>>>
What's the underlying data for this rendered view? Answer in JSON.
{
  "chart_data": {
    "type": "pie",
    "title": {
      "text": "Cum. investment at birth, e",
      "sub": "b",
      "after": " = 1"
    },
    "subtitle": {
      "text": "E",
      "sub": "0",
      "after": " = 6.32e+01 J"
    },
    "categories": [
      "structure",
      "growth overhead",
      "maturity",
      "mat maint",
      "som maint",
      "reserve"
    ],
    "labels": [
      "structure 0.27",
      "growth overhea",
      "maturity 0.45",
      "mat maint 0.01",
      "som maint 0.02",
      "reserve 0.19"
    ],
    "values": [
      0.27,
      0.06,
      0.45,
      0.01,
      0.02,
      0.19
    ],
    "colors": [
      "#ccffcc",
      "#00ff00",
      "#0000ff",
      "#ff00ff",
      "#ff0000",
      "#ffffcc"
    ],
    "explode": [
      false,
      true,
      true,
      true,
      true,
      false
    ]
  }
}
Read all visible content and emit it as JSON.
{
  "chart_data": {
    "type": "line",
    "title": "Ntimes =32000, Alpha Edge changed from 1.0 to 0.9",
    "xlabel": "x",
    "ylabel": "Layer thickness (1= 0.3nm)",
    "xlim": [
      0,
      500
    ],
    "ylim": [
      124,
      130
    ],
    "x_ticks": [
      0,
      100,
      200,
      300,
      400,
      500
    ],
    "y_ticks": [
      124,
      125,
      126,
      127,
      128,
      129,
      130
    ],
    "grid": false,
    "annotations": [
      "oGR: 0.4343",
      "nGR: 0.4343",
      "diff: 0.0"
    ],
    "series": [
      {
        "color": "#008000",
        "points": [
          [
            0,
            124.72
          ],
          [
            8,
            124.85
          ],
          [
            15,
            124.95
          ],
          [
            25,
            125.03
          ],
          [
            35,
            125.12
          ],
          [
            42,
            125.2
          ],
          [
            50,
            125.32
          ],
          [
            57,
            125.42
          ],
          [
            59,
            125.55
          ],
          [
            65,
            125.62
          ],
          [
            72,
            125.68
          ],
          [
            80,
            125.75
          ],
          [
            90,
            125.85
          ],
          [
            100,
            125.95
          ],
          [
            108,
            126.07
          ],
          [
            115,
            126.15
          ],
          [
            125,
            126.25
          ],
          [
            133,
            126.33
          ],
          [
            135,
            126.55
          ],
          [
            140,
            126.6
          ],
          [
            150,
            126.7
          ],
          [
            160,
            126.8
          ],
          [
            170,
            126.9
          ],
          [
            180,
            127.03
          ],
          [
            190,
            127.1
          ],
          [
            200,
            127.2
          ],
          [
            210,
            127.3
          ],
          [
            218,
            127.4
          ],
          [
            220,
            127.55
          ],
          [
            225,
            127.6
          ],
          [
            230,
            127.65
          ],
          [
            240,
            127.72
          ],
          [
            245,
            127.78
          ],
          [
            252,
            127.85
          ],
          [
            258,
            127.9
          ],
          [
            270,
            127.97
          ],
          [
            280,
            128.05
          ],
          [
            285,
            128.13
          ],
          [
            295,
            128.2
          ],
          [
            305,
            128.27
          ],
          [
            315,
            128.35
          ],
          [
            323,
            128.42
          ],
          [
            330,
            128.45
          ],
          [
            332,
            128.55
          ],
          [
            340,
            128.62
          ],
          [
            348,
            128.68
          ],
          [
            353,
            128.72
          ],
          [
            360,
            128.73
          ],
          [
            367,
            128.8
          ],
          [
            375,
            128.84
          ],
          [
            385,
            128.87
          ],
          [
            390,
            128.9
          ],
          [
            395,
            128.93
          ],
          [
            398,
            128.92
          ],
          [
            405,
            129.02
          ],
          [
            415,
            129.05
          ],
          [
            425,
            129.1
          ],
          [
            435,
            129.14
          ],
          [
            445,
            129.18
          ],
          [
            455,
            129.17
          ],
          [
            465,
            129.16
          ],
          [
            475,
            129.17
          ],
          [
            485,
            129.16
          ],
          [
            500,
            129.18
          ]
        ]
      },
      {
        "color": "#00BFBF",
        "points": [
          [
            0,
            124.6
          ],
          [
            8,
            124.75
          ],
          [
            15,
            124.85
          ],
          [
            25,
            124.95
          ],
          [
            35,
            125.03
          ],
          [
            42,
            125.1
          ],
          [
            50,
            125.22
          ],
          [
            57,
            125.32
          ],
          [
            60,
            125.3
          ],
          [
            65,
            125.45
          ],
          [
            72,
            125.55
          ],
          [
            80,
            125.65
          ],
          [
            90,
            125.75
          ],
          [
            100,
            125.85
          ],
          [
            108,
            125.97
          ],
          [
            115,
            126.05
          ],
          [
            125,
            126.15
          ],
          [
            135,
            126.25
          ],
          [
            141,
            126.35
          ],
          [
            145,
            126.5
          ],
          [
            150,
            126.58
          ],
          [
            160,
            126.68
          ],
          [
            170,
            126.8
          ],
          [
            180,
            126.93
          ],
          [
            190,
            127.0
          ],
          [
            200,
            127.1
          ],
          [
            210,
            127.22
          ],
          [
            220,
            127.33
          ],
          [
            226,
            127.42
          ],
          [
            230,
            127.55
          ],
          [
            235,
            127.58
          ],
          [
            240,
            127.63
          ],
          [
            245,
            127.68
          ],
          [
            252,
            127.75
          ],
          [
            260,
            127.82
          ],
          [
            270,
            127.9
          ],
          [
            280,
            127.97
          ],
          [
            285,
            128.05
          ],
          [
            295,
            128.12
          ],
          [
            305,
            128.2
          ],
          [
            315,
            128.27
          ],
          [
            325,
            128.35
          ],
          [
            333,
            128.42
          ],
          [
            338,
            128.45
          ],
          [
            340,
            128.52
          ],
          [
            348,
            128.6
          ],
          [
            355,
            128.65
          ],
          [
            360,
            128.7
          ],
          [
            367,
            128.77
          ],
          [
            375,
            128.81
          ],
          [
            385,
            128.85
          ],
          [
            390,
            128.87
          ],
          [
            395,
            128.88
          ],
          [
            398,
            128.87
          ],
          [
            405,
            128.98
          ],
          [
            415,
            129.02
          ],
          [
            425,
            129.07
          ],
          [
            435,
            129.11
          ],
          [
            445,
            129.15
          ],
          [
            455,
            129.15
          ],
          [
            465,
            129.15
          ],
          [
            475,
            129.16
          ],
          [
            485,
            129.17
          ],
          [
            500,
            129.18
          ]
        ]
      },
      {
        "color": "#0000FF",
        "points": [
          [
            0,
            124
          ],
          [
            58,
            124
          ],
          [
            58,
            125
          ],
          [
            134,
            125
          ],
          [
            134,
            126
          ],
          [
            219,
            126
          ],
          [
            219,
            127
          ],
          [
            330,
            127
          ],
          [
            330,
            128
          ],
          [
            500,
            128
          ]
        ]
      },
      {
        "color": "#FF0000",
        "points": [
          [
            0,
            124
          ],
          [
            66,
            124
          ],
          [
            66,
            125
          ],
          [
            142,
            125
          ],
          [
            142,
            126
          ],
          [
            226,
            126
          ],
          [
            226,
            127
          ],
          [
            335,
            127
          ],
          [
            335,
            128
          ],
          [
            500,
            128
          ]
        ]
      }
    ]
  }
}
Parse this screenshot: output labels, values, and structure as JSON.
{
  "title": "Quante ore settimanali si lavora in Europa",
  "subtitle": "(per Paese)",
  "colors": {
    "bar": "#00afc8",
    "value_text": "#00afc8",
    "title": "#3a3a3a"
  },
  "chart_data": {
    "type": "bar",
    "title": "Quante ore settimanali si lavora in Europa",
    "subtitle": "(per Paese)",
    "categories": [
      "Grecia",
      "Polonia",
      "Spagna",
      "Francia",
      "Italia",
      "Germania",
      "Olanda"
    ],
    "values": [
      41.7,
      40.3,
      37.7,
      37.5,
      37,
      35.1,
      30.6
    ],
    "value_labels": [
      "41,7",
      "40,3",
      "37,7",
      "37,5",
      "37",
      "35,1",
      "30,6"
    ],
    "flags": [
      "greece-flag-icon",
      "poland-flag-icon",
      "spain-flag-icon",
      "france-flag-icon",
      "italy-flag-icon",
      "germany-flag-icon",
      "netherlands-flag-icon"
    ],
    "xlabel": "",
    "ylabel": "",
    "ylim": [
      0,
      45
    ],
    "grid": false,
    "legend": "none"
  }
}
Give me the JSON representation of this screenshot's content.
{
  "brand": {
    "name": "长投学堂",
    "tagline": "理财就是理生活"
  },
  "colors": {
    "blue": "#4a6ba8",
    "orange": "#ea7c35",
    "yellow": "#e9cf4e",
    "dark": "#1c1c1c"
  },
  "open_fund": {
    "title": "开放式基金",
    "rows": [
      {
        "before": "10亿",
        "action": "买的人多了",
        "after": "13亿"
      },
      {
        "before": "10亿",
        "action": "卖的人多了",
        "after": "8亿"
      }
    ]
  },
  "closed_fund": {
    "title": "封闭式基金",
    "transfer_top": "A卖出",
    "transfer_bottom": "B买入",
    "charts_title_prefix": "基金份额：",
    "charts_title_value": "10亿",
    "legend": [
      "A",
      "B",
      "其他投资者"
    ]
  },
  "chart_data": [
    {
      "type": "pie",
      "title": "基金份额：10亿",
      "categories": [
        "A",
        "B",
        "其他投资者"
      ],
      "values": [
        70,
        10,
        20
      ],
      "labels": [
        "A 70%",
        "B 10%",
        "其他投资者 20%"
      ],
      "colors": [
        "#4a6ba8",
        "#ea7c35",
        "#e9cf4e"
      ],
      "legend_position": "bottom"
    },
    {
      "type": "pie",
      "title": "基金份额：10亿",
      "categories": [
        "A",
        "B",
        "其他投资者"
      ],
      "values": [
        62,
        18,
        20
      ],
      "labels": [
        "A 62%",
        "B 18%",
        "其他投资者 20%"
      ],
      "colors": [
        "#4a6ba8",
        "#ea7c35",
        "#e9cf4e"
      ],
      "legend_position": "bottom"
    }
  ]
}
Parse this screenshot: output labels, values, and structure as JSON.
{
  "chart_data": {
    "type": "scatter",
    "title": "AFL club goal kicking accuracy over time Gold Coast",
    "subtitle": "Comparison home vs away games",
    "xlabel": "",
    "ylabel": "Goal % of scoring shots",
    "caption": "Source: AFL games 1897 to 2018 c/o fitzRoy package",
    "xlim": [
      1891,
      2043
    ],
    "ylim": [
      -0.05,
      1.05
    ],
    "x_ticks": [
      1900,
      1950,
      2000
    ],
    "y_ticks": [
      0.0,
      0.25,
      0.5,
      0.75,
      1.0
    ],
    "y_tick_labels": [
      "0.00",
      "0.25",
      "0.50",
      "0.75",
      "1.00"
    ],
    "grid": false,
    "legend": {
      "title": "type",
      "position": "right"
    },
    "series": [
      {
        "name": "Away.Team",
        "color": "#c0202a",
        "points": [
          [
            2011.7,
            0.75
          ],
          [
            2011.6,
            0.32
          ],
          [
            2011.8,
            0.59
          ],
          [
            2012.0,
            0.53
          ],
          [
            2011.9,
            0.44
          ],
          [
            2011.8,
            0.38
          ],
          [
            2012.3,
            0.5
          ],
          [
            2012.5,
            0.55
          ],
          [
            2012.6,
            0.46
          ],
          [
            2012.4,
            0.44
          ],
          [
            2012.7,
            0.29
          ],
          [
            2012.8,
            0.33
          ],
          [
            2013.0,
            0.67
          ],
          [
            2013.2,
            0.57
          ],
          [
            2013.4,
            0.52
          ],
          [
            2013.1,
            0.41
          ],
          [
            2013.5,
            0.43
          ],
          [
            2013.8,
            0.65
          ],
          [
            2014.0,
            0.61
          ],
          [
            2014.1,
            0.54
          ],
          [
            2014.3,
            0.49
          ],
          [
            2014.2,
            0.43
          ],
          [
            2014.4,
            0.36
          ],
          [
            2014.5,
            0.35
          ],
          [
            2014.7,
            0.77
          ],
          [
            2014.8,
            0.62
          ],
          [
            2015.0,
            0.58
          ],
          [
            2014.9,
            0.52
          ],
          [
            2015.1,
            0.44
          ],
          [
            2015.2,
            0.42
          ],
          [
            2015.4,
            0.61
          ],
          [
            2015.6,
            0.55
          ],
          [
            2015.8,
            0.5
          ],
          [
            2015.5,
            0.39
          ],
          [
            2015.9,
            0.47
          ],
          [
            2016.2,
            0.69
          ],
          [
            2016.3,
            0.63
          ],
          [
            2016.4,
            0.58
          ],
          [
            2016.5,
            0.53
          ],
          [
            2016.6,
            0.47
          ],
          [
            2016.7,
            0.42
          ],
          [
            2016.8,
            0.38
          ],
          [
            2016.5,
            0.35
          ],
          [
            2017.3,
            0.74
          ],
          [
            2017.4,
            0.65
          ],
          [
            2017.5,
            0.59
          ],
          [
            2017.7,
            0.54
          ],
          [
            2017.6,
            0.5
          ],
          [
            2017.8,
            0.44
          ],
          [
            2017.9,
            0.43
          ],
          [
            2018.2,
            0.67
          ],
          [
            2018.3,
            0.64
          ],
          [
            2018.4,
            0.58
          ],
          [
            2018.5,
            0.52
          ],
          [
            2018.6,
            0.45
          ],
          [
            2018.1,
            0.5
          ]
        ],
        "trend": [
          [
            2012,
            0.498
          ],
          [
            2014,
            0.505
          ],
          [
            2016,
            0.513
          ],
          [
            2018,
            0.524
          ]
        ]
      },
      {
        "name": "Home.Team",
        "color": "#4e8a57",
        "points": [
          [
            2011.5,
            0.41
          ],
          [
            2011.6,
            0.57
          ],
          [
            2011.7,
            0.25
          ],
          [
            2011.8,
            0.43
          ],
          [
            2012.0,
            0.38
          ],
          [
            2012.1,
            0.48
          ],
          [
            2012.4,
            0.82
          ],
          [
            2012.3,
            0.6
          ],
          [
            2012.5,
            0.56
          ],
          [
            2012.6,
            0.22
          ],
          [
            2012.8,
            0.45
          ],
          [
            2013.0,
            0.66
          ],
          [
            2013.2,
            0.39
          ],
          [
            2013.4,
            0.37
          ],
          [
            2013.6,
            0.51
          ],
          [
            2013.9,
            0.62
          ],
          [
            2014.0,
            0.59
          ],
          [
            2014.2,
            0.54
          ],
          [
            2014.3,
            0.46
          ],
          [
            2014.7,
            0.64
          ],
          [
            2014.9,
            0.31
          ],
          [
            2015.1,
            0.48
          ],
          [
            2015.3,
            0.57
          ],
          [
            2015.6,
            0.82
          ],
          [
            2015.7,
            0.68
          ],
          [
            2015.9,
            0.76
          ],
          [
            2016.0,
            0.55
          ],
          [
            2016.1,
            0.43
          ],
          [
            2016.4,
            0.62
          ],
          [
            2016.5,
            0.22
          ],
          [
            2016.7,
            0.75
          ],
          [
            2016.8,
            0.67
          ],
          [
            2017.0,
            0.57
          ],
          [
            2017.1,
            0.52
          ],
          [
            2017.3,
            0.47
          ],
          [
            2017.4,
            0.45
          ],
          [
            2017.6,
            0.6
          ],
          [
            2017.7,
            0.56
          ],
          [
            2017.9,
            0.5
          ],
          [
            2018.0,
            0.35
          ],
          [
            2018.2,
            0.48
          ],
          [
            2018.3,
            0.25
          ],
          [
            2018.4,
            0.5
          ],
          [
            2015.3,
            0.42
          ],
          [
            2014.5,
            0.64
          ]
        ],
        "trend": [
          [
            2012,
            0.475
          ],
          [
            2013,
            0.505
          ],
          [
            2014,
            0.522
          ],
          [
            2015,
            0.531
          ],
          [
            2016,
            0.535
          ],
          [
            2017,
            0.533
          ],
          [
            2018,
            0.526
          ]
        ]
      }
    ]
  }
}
<<<
• **Exercise task**
Each line above that includes "lavora" should be shown.

• **The response**
  "title": "Quante ore settimanali si lavora in Europa",
    "title": "Quante ore settimanali si lavora in Europa",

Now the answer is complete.